(Region boundary data)
::::::::::

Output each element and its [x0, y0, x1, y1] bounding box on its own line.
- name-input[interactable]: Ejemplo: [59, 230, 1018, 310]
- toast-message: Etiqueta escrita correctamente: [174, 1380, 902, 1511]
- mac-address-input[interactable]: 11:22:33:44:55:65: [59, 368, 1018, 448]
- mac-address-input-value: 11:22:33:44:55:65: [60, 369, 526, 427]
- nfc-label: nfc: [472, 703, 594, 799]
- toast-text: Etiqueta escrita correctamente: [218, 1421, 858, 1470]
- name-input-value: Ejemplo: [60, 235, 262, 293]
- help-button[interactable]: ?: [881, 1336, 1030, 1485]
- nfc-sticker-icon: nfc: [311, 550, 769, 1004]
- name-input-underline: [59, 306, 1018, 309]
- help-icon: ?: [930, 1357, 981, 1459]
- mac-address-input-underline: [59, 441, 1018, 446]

::::::::::

- **REQUIREMENTS**: Please copy every line of the entries above word for word, leaving nothing out and changing nothing.

- **THE OUTPUT**:
Output each element and its [x0, y0, x1, y1] bounding box on its own line.
- name-input[interactable]: Ejemplo: [59, 230, 1018, 310]
- toast-message: Etiqueta escrita correctamente: [174, 1380, 902, 1511]
- mac-address-input[interactable]: 11:22:33:44:55:65: [59, 368, 1018, 448]
- mac-address-input-value: 11:22:33:44:55:65: [60, 369, 526, 427]
- nfc-label: nfc: [472, 703, 594, 799]
- toast-text: Etiqueta escrita correctamente: [218, 1421, 858, 1470]
- name-input-value: Ejemplo: [60, 235, 262, 293]
- help-button[interactable]: ?: [881, 1336, 1030, 1485]
- nfc-sticker-icon: nfc: [311, 550, 769, 1004]
- name-input-underline: [59, 306, 1018, 309]
- help-icon: ?: [930, 1357, 981, 1459]
- mac-address-input-underline: [59, 441, 1018, 446]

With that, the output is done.